**What you will do:** Repeat the material below exactly, line for line.

**Collection entries:**
┌──
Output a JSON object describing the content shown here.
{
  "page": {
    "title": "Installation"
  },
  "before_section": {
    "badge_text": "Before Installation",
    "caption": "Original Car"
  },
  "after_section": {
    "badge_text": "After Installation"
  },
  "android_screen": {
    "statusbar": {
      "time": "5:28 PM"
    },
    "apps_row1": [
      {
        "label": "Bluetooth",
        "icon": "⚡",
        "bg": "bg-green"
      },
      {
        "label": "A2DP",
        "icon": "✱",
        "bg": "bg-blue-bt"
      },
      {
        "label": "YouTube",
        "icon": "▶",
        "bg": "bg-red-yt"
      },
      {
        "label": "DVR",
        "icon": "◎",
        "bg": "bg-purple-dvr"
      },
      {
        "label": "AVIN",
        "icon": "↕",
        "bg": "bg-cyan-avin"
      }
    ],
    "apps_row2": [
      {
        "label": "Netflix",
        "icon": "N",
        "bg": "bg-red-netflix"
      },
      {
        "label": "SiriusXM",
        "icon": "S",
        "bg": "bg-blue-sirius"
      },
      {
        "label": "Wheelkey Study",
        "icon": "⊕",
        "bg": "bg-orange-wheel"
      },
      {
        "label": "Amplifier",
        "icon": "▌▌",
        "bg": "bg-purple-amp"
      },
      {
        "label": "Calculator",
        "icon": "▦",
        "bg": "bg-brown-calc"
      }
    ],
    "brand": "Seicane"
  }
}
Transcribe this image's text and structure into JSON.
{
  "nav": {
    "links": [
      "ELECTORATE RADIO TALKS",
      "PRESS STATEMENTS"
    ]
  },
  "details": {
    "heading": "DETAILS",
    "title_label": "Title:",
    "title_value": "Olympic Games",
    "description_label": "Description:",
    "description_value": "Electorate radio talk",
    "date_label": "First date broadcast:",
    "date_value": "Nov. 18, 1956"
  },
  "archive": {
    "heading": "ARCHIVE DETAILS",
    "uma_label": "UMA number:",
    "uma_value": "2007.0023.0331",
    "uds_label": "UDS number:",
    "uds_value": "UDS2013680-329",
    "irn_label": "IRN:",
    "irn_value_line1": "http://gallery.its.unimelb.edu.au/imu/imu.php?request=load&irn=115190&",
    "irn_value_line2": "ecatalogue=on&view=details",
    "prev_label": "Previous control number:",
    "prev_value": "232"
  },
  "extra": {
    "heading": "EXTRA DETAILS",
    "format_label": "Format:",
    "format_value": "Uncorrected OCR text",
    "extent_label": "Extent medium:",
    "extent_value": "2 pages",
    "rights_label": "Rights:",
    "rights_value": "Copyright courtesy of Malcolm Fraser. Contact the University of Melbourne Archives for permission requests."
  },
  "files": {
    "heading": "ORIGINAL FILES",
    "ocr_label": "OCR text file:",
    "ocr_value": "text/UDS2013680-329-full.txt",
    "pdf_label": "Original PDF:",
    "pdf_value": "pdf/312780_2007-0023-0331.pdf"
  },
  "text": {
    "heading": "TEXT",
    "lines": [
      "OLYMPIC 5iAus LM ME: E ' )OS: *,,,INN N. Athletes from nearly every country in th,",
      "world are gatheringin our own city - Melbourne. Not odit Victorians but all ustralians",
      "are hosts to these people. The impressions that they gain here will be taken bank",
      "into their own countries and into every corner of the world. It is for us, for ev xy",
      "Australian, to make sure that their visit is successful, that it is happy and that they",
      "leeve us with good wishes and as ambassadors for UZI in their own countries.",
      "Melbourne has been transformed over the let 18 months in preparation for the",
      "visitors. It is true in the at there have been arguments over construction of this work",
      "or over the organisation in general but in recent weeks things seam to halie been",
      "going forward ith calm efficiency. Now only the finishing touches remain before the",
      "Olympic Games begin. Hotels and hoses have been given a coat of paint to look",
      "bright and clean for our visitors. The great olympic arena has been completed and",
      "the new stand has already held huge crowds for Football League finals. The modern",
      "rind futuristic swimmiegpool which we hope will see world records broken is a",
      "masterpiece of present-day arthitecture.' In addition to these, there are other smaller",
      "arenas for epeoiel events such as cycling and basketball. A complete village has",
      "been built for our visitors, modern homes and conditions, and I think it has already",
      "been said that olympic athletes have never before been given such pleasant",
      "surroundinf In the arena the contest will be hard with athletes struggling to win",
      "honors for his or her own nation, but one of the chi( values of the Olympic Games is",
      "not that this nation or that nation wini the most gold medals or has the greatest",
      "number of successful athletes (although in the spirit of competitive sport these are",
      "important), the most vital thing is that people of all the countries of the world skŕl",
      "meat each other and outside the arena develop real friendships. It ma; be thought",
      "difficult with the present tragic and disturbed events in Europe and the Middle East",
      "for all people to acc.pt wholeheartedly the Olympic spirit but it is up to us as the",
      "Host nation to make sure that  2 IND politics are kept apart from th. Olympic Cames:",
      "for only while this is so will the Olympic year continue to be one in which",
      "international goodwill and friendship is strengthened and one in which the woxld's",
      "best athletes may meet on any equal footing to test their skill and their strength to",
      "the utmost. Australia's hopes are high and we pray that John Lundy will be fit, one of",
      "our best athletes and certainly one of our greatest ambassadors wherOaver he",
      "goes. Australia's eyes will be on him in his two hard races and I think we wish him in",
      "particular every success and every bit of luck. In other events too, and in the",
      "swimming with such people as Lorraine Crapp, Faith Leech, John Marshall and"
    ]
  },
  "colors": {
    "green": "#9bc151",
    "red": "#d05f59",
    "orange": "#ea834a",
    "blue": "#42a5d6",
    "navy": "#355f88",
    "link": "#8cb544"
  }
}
└──
**Task answer:**
Output a JSON object describing the content shown here.
{
  "page": {
    "title": "Installation"
  },
  "before_section": {
    "badge_text": "Before Installation",
    "caption": "Original Car"
  },
  "after_section": {
    "badge_text": "After Installation"
  },
  "android_screen": {
    "statusbar": {
      "time": "5:28 PM"
    },
    "apps_row1": [
      {
        "label": "Bluetooth",
        "icon": "⚡",
        "bg": "bg-green"
      },
      {
        "label": "A2DP",
        "icon": "✱",
        "bg": "bg-blue-bt"
      },
      {
        "label": "YouTube",
        "icon": "▶",
        "bg": "bg-red-yt"
      },
      {
        "label": "DVR",
        "icon": "◎",
        "bg": "bg-purple-dvr"
      },
      {
        "label": "AVIN",
        "icon": "↕",
        "bg": "bg-cyan-avin"
      }
    ],
    "apps_row2": [
      {
        "label": "Netflix",
        "icon": "N",
        "bg": "bg-red-netflix"
      },
      {
        "label": "SiriusXM",
        "icon": "S",
        "bg": "bg-blue-sirius"
      },
      {
        "label": "Wheelkey Study",
        "icon": "⊕",
        "bg": "bg-orange-wheel"
      },
      {
        "label": "Amplifier",
        "icon": "▌▌",
        "bg": "bg-purple-amp"
      },
      {
        "label": "Calculator",
        "icon": "▦",
        "bg": "bg-brown-calc"
      }
    ],
    "brand": "Seicane"
  }
}
Transcribe this image's text and structure into JSON.
{
  "nav": {
    "links": [
      "ELECTORATE RADIO TALKS",
      "PRESS STATEMENTS"
    ]
  },
  "details": {
    "heading": "DETAILS",
    "title_label": "Title:",
    "title_value": "Olympic Games",
    "description_label": "Description:",
    "description_value": "Electorate radio talk",
    "date_label": "First date broadcast:",
    "date_value": "Nov. 18, 1956"
  },
  "archive": {
    "heading": "ARCHIVE DETAILS",
    "uma_label": "UMA number:",
    "uma_value": "2007.0023.0331",
    "uds_label": "UDS number:",
    "uds_value": "UDS2013680-329",
    "irn_label": "IRN:",
    "irn_value_line1": "http://gallery.its.unimelb.edu.au/imu/imu.php?request=load&irn=115190&",
    "irn_value_line2": "ecatalogue=on&view=details",
    "prev_label": "Previous control number:",
    "prev_value": "232"
  },
  "extra": {
    "heading": "EXTRA DETAILS",
    "format_label": "Format:",
    "format_value": "Uncorrected OCR text",
    "extent_label": "Extent medium:",
    "extent_value": "2 pages",
    "rights_label": "Rights:",
    "rights_value": "Copyright courtesy of Malcolm Fraser. Contact the University of Melbourne Archives for permission requests."
  },
  "files": {
    "heading": "ORIGINAL FILES",
    "ocr_label": "OCR text file:",
    "ocr_value": "text/UDS2013680-329-full.txt",
    "pdf_label": "Original PDF:",
    "pdf_value": "pdf/312780_2007-0023-0331.pdf"
  },
  "text": {
    "heading": "TEXT",
    "lines": [
      "OLYMPIC 5iAus LM ME: E ' )OS: *,,,INN N. Athletes from nearly every country in th,",
      "world are gatheringin our own city - Melbourne. Not odit Victorians but all ustralians",
      "are hosts to these people. The impressions that they gain here will be taken bank",
      "into their own countries and into every corner of the world. It is for us, for ev xy",
      "Australian, to make sure that their visit is successful, that it is happy and that they",
      "leeve us with good wishes and as ambassadors for UZI in their own countries.",
      "Melbourne has been transformed over the let 18 months in preparation for the",
      "visitors. It is true in the at there have been arguments over construction of this work",
      "or over the organisation in general but in recent weeks things seam to halie been",
      "going forward ith calm efficiency. Now only the finishing touches remain before the",
      "Olympic Games begin. Hotels and hoses have been given a coat of paint to look",
      "bright and clean for our visitors. The great olympic arena has been completed and",
      "the new stand has already held huge crowds for Football League finals. The modern",
      "rind futuristic swimmiegpool which we hope will see world records broken is a",
      "masterpiece of present-day arthitecture.' In addition to these, there are other smaller",
      "arenas for epeoiel events such as cycling and basketball. A complete village has",
      "been built for our visitors, modern homes and conditions, and I think it has already",
      "been said that olympic athletes have never before been given such pleasant",
      "surroundinf In the arena the contest will be hard with athletes struggling to win",
      "honors for his or her own nation, but one of the chi( values of the Olympic Games is",
      "not that this nation or that nation wini the most gold medals or has the greatest",
      "number of successful athletes (although in the spirit of competitive sport these are",
      "important), the most vital thing is that people of all the countries of the world skŕl",
      "meat each other and outside the arena develop real friendships. It ma; be thought",
      "difficult with the present tragic and disturbed events in Europe and the Middle East",
      "for all people to acc.pt wholeheartedly the Olympic spirit but it is up to us as the",
      "Host nation to make sure that  2 IND politics are kept apart from th. Olympic Cames:",
      "for only while this is so will the Olympic year continue to be one in which",
      "international goodwill and friendship is strengthened and one in which the woxld's",
      "best athletes may meet on any equal footing to test their skill and their strength to",
      "the utmost. Australia's hopes are high and we pray that John Lundy will be fit, one of",
      "our best athletes and certainly one of our greatest ambassadors wherOaver he",
      "goes. Australia's eyes will be on him in his two hard races and I think we wish him in",
      "particular every success and every bit of luck. In other events too, and in the",
      "swimming with such people as Lorraine Crapp, Faith Leech, John Marshall and"
    ]
  },
  "colors": {
    "green": "#9bc151",
    "red": "#d05f59",
    "orange": "#ea834a",
    "blue": "#42a5d6",
    "navy": "#355f88",
    "link": "#8cb544"
  }
}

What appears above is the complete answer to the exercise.